* Objective: Copy every line that contains the string "color" from the entries below.
:: Dataset records ::
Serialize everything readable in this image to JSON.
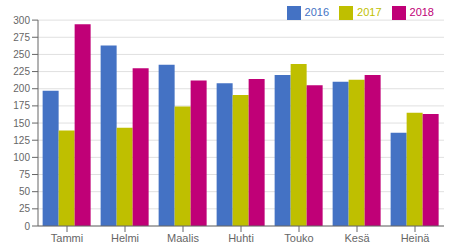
{
  "chart_data": {
    "type": "bar",
    "categories": [
      "Tammi",
      "Helmi",
      "Maalis",
      "Huhti",
      "Touko",
      "Kesä",
      "Heinä"
    ],
    "series": [
      {
        "name": "2016",
        "color": "#4472C4",
        "values": [
          197,
          263,
          235,
          208,
          220,
          210,
          136
        ]
      },
      {
        "name": "2017",
        "color": "#BFBF00",
        "values": [
          139,
          143,
          174,
          191,
          236,
          213,
          165
        ]
      },
      {
        "name": "2018",
        "color": "#C00077",
        "values": [
          294,
          230,
          212,
          214,
          205,
          220,
          163
        ]
      }
    ],
    "ylim": [
      0,
      300
    ],
    "yticks": [
      0,
      25,
      50,
      75,
      100,
      125,
      150,
      175,
      200,
      225,
      250,
      275,
      300
    ],
    "grid": true,
    "legend": "upper right"
  }
}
:::
* Correct result:
        "color": "#4472C4",
        "color": "#BFBF00",
        "color": "#C00077",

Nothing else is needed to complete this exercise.